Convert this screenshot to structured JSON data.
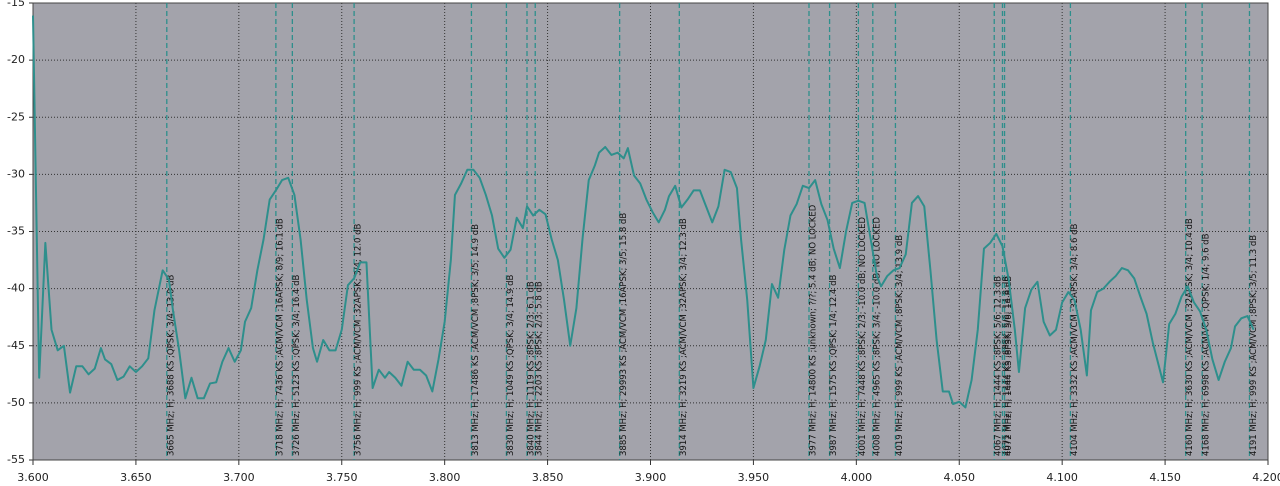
{
  "chart_data": {
    "type": "line",
    "xlim": [
      3.6,
      4.2
    ],
    "xticks": [
      {
        "value": 3.6,
        "label": "3.600"
      },
      {
        "value": 3.65,
        "label": "3.650"
      },
      {
        "value": 3.7,
        "label": "3.700"
      },
      {
        "value": 3.75,
        "label": "3.750"
      },
      {
        "value": 3.8,
        "label": "3.800"
      },
      {
        "value": 3.85,
        "label": "3.850"
      },
      {
        "value": 3.9,
        "label": "3.900"
      },
      {
        "value": 3.95,
        "label": "3.950"
      },
      {
        "value": 4.0,
        "label": "4.000"
      },
      {
        "value": 4.05,
        "label": "4.050"
      },
      {
        "value": 4.1,
        "label": "4.100"
      },
      {
        "value": 4.15,
        "label": "4.150"
      },
      {
        "value": 4.2,
        "label": "4.200"
      }
    ],
    "ylim": [
      -55,
      -15
    ],
    "yticks": [
      -15,
      -20,
      -25,
      -30,
      -35,
      -40,
      -45,
      -50,
      -55
    ],
    "grid": true,
    "x": [
      3.6,
      3.603,
      3.606,
      3.609,
      3.612,
      3.615,
      3.618,
      3.621,
      3.624,
      3.627,
      3.63,
      3.633,
      3.635,
      3.638,
      3.641,
      3.644,
      3.647,
      3.65,
      3.653,
      3.656,
      3.659,
      3.663,
      3.666,
      3.668,
      3.671,
      3.674,
      3.677,
      3.68,
      3.683,
      3.686,
      3.689,
      3.692,
      3.695,
      3.698,
      3.701,
      3.703,
      3.706,
      3.709,
      3.712,
      3.715,
      3.718,
      3.721,
      3.724,
      3.727,
      3.73,
      3.733,
      3.736,
      3.738,
      3.741,
      3.744,
      3.747,
      3.75,
      3.753,
      3.756,
      3.759,
      3.762,
      3.765,
      3.768,
      3.771,
      3.773,
      3.776,
      3.779,
      3.782,
      3.785,
      3.788,
      3.791,
      3.794,
      3.797,
      3.8,
      3.803,
      3.805,
      3.808,
      3.811,
      3.814,
      3.817,
      3.82,
      3.823,
      3.826,
      3.829,
      3.832,
      3.835,
      3.838,
      3.84,
      3.843,
      3.846,
      3.849,
      3.852,
      3.855,
      3.858,
      3.861,
      3.864,
      3.867,
      3.87,
      3.873,
      3.875,
      3.878,
      3.881,
      3.884,
      3.887,
      3.889,
      3.892,
      3.895,
      3.898,
      3.901,
      3.904,
      3.907,
      3.909,
      3.912,
      3.915,
      3.918,
      3.921,
      3.924,
      3.927,
      3.93,
      3.933,
      3.936,
      3.939,
      3.942,
      3.944,
      3.947,
      3.95,
      3.953,
      3.956,
      3.959,
      3.962,
      3.965,
      3.968,
      3.971,
      3.974,
      3.977,
      3.98,
      3.983,
      3.986,
      3.989,
      3.992,
      3.995,
      3.998,
      4.001,
      4.004,
      4.007,
      4.01,
      4.012,
      4.015,
      4.018,
      4.021,
      4.024,
      4.027,
      4.03,
      4.033,
      4.036,
      4.039,
      4.042,
      4.045,
      4.047,
      4.05,
      4.053,
      4.056,
      4.059,
      4.062,
      4.065,
      4.068,
      4.071,
      4.074,
      4.077,
      4.079,
      4.082,
      4.085,
      4.088,
      4.091,
      4.094,
      4.097,
      4.1,
      4.103,
      4.106,
      4.109,
      4.112,
      4.114,
      4.117,
      4.12,
      4.123,
      4.126,
      4.129,
      4.132,
      4.135,
      4.138,
      4.141,
      4.144,
      4.147,
      4.149,
      4.152,
      4.155,
      4.158,
      4.161,
      4.164,
      4.167,
      4.17,
      4.173,
      4.176,
      4.179,
      4.182,
      4.184,
      4.187,
      4.19,
      4.193
    ],
    "series": [
      {
        "color": "#2e8f8c",
        "values": [
          -16.1,
          -47.8,
          -36.0,
          -43.6,
          -45.4,
          -45.0,
          -49.1,
          -46.8,
          -46.8,
          -47.5,
          -47.0,
          -45.2,
          -46.2,
          -46.6,
          -48.0,
          -47.7,
          -46.8,
          -47.3,
          -46.8,
          -46.1,
          -41.9,
          -38.4,
          -39.2,
          -41.9,
          -45.4,
          -49.6,
          -47.8,
          -49.6,
          -49.6,
          -48.3,
          -48.2,
          -46.4,
          -45.2,
          -46.4,
          -45.4,
          -42.9,
          -41.7,
          -38.4,
          -35.7,
          -32.2,
          -31.4,
          -30.5,
          -30.3,
          -31.8,
          -35.7,
          -41.0,
          -45.2,
          -46.4,
          -44.5,
          -45.4,
          -45.4,
          -43.6,
          -39.7,
          -39.1,
          -37.7,
          -37.7,
          -48.7,
          -47.1,
          -47.8,
          -47.3,
          -47.8,
          -48.5,
          -46.4,
          -47.1,
          -47.1,
          -47.6,
          -49.0,
          -46.2,
          -42.9,
          -37.5,
          -31.8,
          -30.8,
          -29.6,
          -29.6,
          -30.3,
          -31.8,
          -33.6,
          -36.5,
          -37.3,
          -36.6,
          -33.8,
          -34.7,
          -32.8,
          -33.6,
          -33.1,
          -33.5,
          -35.7,
          -37.5,
          -41.0,
          -45.0,
          -41.7,
          -35.6,
          -30.5,
          -29.2,
          -28.1,
          -27.6,
          -28.3,
          -28.1,
          -28.6,
          -27.7,
          -30.1,
          -30.8,
          -32.2,
          -33.3,
          -34.2,
          -33.1,
          -31.9,
          -31.0,
          -32.9,
          -32.2,
          -31.4,
          -31.4,
          -32.8,
          -34.2,
          -32.8,
          -29.6,
          -29.8,
          -31.2,
          -35.7,
          -41.0,
          -48.7,
          -46.8,
          -44.5,
          -39.6,
          -40.8,
          -36.6,
          -33.6,
          -32.6,
          -31.0,
          -31.2,
          -30.5,
          -32.6,
          -34.0,
          -36.5,
          -38.2,
          -35.0,
          -32.5,
          -32.3,
          -32.5,
          -35.7,
          -38.9,
          -39.8,
          -38.9,
          -38.4,
          -38.2,
          -37.0,
          -32.5,
          -31.9,
          -32.8,
          -38.4,
          -44.5,
          -49.0,
          -49.0,
          -50.1,
          -49.9,
          -50.4,
          -48.0,
          -43.6,
          -36.5,
          -36.0,
          -35.2,
          -36.3,
          -39.2,
          -43.6,
          -47.3,
          -41.7,
          -40.1,
          -39.4,
          -42.9,
          -44.1,
          -43.6,
          -41.2,
          -40.3,
          -41.0,
          -43.6,
          -47.6,
          -41.9,
          -40.3,
          -40.0,
          -39.4,
          -38.9,
          -38.2,
          -38.4,
          -39.1,
          -40.7,
          -42.2,
          -44.7,
          -46.8,
          -48.2,
          -43.1,
          -42.2,
          -40.7,
          -39.8,
          -41.2,
          -42.0,
          -43.6,
          -46.2,
          -48.0,
          -46.4,
          -45.2,
          -43.3,
          -42.6,
          -42.4,
          -43.6
        ]
      }
    ],
    "markers": [
      {
        "x": 3.665,
        "label": "3665 MHz; H; 3688 KS ;QPSK; 3/4; 13.0 dB"
      },
      {
        "x": 3.718,
        "label": "3718 MHz; H; 7436 KS ;ACM/VCM ;16APSK; 8/9; 16.1 dB"
      },
      {
        "x": 3.726,
        "label": "3726 MHz; H; 5123 KS ;QPSK; 3/4; 16.4 dB"
      },
      {
        "x": 3.756,
        "label": "3756 MHz; H; 999 KS ;ACM/VCM ;32APSK; 3/4; 12.0 dB"
      },
      {
        "x": 3.813,
        "label": "3813 MHz; H; 17486 KS ;ACM/VCM ;8PSK; 3/5; 14.9 dB"
      },
      {
        "x": 3.83,
        "label": "3830 MHz; H; 1049 KS ;QPSK; 3/4; 14.9 dB"
      },
      {
        "x": 3.84,
        "label": "3840 MHz; H; 1119 KS ;8PSK; 2/3; 6.1 dB"
      },
      {
        "x": 3.844,
        "label": "3844 MHz; H; 2203 KS ;8PSK; 2/3; 5.8 dB"
      },
      {
        "x": 3.885,
        "label": "3885 MHz; H; 29993 KS ;ACM/VCM ;16APSK; 3/5; 15.8 dB"
      },
      {
        "x": 3.914,
        "label": "3914 MHz; H; 3219 KS ;ACM/VCM ;32APSK; 3/4; 12.3 dB"
      },
      {
        "x": 3.977,
        "label": "3977 MHz; H; 14800 KS ;unknown; ?/?; 5.4 dB; NO LOCKED"
      },
      {
        "x": 3.987,
        "label": "3987 MHz; H; 1575 KS ;QPSK; 1/4; 12.4 dB"
      },
      {
        "x": 4.001,
        "label": "4001 MHz; H; 7448 KS ;8PSK; 2/3; -10.0 dB; NO LOCKED"
      },
      {
        "x": 4.008,
        "label": "4008 MHz; H; 4965 KS ;8PSK; 3/4; -10.0 dB; NO LOCKED"
      },
      {
        "x": 4.019,
        "label": "4019 MHz; H; 999 KS ;ACM/VCM ;8PSK; 3/4; 13.9 dB"
      },
      {
        "x": 4.067,
        "label": "4067 MHz; H; 1444 KS ;8PSK; 5/6; 12.3 dB"
      },
      {
        "x": 4.071,
        "label": "4071 MHz; H; 1444 KS ;8PSK; 5/6; 14.8 dB"
      },
      {
        "x": 4.072,
        "label": "4072 MHz; H; 1444 KS ;8PSK; 5/6; 14.8 dB"
      },
      {
        "x": 4.104,
        "label": "4104 MHz; H; 3332 KS ;ACM/VCM ;32APSK; 3/4; 8.6 dB"
      },
      {
        "x": 4.16,
        "label": "4160 MHz; H; 3630 KS ;ACM/VCM ;32APSK; 3/4; 10.4 dB"
      },
      {
        "x": 4.168,
        "label": "4168 MHz; H; 6998 KS ;ACM/VCM ;QPSK; 1/4; 9.6 dB"
      },
      {
        "x": 4.191,
        "label": "4191 MHz; H; 999 KS ;ACM/VCM ;8PSK; 3/5; 11.3 dB"
      }
    ],
    "marker_color": "#2e8f8c"
  }
}
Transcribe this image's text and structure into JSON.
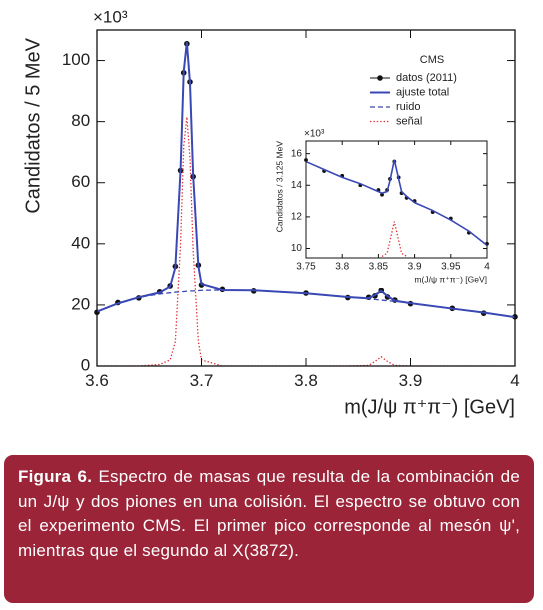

--- REQUIREMENTS ---
Look through the entries and find each line that has the string "LOCKED". Copy those lines.

--- EXERCISE RESULT ---
        "label": "3977 MHz; H; 14800 KS ;unknown; ?/?; 5.4 dB; NO LOCKED"
        "label": "4001 MHz; H; 7448 KS ;8PSK; 2/3; -10.0 dB; NO LOCKED"
        "label": "4008 MHz; H; 4965 KS ;8PSK; 3/4; -10.0 dB; NO LOCKED"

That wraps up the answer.